Given request:
Every record below is to be retyped exactly.

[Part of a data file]
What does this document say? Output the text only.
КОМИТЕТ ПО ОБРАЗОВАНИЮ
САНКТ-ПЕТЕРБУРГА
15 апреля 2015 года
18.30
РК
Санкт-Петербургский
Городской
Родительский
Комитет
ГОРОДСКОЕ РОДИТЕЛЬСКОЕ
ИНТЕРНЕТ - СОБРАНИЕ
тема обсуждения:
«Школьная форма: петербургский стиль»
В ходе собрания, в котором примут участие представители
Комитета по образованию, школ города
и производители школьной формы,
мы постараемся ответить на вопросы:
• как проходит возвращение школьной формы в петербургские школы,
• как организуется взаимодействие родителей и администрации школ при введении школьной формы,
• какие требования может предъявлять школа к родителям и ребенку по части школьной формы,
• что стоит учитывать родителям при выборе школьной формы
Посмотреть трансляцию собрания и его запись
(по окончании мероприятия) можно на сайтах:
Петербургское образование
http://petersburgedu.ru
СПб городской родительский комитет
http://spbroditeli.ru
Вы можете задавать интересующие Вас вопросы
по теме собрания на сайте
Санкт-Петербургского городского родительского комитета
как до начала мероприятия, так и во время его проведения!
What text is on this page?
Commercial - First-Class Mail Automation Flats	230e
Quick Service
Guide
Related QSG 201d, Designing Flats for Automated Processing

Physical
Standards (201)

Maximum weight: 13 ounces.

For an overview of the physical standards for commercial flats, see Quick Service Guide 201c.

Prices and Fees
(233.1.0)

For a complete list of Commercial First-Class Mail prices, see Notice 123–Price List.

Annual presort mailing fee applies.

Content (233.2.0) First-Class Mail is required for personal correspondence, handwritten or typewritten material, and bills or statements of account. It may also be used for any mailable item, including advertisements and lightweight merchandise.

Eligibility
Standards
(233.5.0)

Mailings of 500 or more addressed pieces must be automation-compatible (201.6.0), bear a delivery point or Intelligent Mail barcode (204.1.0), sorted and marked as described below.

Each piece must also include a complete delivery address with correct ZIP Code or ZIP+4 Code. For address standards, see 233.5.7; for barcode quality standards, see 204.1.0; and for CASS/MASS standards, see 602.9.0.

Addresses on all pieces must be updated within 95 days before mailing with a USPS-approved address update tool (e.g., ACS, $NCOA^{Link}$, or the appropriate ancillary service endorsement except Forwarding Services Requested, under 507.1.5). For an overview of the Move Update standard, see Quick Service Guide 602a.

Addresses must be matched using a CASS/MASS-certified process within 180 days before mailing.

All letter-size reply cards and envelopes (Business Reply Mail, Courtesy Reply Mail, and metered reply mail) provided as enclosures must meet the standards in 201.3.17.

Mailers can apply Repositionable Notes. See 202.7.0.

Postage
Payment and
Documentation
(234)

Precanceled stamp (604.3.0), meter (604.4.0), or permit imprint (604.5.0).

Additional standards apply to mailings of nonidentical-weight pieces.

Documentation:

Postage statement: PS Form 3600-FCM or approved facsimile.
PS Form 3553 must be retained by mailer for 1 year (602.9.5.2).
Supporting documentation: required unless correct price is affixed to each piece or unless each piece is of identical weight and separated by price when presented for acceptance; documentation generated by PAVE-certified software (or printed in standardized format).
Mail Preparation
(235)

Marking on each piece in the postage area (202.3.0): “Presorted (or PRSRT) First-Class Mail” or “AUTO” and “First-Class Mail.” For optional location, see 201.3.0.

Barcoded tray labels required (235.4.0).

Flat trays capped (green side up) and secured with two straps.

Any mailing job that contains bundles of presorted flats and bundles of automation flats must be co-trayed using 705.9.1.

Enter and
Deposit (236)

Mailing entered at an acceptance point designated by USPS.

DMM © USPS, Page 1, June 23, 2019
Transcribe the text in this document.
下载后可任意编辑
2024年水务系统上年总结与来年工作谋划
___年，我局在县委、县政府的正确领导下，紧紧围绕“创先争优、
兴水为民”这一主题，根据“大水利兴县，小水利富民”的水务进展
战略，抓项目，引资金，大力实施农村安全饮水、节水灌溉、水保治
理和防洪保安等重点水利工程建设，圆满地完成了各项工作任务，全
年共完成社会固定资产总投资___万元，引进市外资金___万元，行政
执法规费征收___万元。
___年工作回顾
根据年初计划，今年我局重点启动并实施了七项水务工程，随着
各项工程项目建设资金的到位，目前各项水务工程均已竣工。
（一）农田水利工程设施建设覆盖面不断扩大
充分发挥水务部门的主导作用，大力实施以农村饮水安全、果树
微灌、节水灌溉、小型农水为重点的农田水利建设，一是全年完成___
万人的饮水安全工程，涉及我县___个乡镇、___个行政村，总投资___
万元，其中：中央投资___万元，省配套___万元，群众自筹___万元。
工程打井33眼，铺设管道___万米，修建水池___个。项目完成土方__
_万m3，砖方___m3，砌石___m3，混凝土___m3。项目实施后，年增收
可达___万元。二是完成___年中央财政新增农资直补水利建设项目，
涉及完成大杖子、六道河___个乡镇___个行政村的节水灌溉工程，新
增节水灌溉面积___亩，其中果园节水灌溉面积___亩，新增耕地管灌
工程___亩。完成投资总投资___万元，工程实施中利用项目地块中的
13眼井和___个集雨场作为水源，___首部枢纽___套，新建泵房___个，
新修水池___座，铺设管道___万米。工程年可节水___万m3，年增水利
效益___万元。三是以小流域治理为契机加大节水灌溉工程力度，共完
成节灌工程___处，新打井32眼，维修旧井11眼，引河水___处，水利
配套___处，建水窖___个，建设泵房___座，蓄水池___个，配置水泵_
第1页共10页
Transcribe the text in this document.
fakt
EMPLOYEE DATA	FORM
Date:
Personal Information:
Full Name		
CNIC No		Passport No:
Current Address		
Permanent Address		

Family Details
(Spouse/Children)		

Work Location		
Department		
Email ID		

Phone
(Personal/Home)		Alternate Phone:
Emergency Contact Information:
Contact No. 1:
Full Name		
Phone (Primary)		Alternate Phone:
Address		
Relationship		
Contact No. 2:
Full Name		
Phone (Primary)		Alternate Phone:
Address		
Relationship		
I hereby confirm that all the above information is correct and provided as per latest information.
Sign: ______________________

Finished answer:
What does this document say? Output the text only.
КОМИТЕТ ПО ОБРАЗОВАНИЮ
САНКТ-ПЕТЕРБУРГА
15 апреля 2015 года
18.30
РК
Санкт-Петербургский
Городской
Родительский
Комитет
ГОРОДСКОЕ РОДИТЕЛЬСКОЕ
ИНТЕРНЕТ - СОБРАНИЕ
тема обсуждения:
«Школьная форма: петербургский стиль»
В ходе собрания, в котором примут участие представители
Комитета по образованию, школ города
и производители школьной формы,
мы постараемся ответить на вопросы:
• как проходит возвращение школьной формы в петербургские школы,
• как организуется взаимодействие родителей и администрации школ при введении школьной формы,
• какие требования может предъявлять школа к родителям и ребенку по части школьной формы,
• что стоит учитывать родителям при выборе школьной формы
Посмотреть трансляцию собрания и его запись
(по окончании мероприятия) можно на сайтах:
Петербургское образование
http://petersburgedu.ru
СПб городской родительский комитет
http://spbroditeli.ru
Вы можете задавать интересующие Вас вопросы
по теме собрания на сайте
Санкт-Петербургского городского родительского комитета
как до начала мероприятия, так и во время его проведения!
What text is on this page?
Commercial - First-Class Mail Automation Flats	230e
Quick Service
Guide
Related QSG 201d, Designing Flats for Automated Processing

Physical
Standards (201)

Maximum weight: 13 ounces.

For an overview of the physical standards for commercial flats, see Quick Service Guide 201c.

Prices and Fees
(233.1.0)

For a complete list of Commercial First-Class Mail prices, see Notice 123–Price List.

Annual presort mailing fee applies.

Content (233.2.0) First-Class Mail is required for personal correspondence, handwritten or typewritten material, and bills or statements of account. It may also be used for any mailable item, including advertisements and lightweight merchandise.

Eligibility
Standards
(233.5.0)

Mailings of 500 or more addressed pieces must be automation-compatible (201.6.0), bear a delivery point or Intelligent Mail barcode (204.1.0), sorted and marked as described below.

Each piece must also include a complete delivery address with correct ZIP Code or ZIP+4 Code. For address standards, see 233.5.7; for barcode quality standards, see 204.1.0; and for CASS/MASS standards, see 602.9.0.

Addresses on all pieces must be updated within 95 days before mailing with a USPS-approved address update tool (e.g., ACS, $NCOA^{Link}$, or the appropriate ancillary service endorsement except Forwarding Services Requested, under 507.1.5). For an overview of the Move Update standard, see Quick Service Guide 602a.

Addresses must be matched using a CASS/MASS-certified process within 180 days before mailing.

All letter-size reply cards and envelopes (Business Reply Mail, Courtesy Reply Mail, and metered reply mail) provided as enclosures must meet the standards in 201.3.17.

Mailers can apply Repositionable Notes. See 202.7.0.

Postage
Payment and
Documentation
(234)

Precanceled stamp (604.3.0), meter (604.4.0), or permit imprint (604.5.0).

Additional standards apply to mailings of nonidentical-weight pieces.

Documentation:

Postage statement: PS Form 3600-FCM or approved facsimile.
PS Form 3553 must be retained by mailer for 1 year (602.9.5.2).
Supporting documentation: required unless correct price is affixed to each piece or unless each piece is of identical weight and separated by price when presented for acceptance; documentation generated by PAVE-certified software (or printed in standardized format).
Mail Preparation
(235)

Marking on each piece in the postage area (202.3.0): “Presorted (or PRSRT) First-Class Mail” or “AUTO” and “First-Class Mail.” For optional location, see 201.3.0.

Barcoded tray labels required (235.4.0).

Flat trays capped (green side up) and secured with two straps.

Any mailing job that contains bundles of presorted flats and bundles of automation flats must be co-trayed using 705.9.1.

Enter and
Deposit (236)

Mailing entered at an acceptance point designated by USPS.

DMM © USPS, Page 1, June 23, 2019
Transcribe the text in this document.
下载后可任意编辑
2024年水务系统上年总结与来年工作谋划
___年，我局在县委、县政府的正确领导下，紧紧围绕“创先争优、
兴水为民”这一主题，根据“大水利兴县，小水利富民”的水务进展
战略，抓项目，引资金，大力实施农村安全饮水、节水灌溉、水保治
理和防洪保安等重点水利工程建设，圆满地完成了各项工作任务，全
年共完成社会固定资产总投资___万元，引进市外资金___万元，行政
执法规费征收___万元。
___年工作回顾
根据年初计划，今年我局重点启动并实施了七项水务工程，随着
各项工程项目建设资金的到位，目前各项水务工程均已竣工。
（一）农田水利工程设施建设覆盖面不断扩大
充分发挥水务部门的主导作用，大力实施以农村饮水安全、果树
微灌、节水灌溉、小型农水为重点的农田水利建设，一是全年完成___
万人的饮水安全工程，涉及我县___个乡镇、___个行政村，总投资___
万元，其中：中央投资___万元，省配套___万元，群众自筹___万元。
工程打井33眼，铺设管道___万米，修建水池___个。项目完成土方__
_万m3，砖方___m3，砌石___m3，混凝土___m3。项目实施后，年增收
可达___万元。二是完成___年中央财政新增农资直补水利建设项目，
涉及完成大杖子、六道河___个乡镇___个行政村的节水灌溉工程，新
增节水灌溉面积___亩，其中果园节水灌溉面积___亩，新增耕地管灌
工程___亩。完成投资总投资___万元，工程实施中利用项目地块中的
13眼井和___个集雨场作为水源，___首部枢纽___套，新建泵房___个，
新修水池___座，铺设管道___万米。工程年可节水___万m3，年增水利
效益___万元。三是以小流域治理为契机加大节水灌溉工程力度，共完
成节灌工程___处，新打井32眼，维修旧井11眼，引河水___处，水利
配套___处，建水窖___个，建设泵房___座，蓄水池___个，配置水泵_
第1页共10页
Transcribe the text in this document.
fakt
EMPLOYEE DATA	FORM
Date:
Personal Information:
Full Name		
CNIC No		Passport No:
Current Address		
Permanent Address		

Family Details
(Spouse/Children)		

Work Location		
Department		
Email ID		

Phone
(Personal/Home)		Alternate Phone:
Emergency Contact Information:
Contact No. 1:
Full Name		
Phone (Primary)		Alternate Phone:
Address		
Relationship		
Contact No. 2:
Full Name		
Phone (Primary)		Alternate Phone:
Address		
Relationship		
I hereby confirm that all the above information is correct and provided as per latest information.
Sign: ______________________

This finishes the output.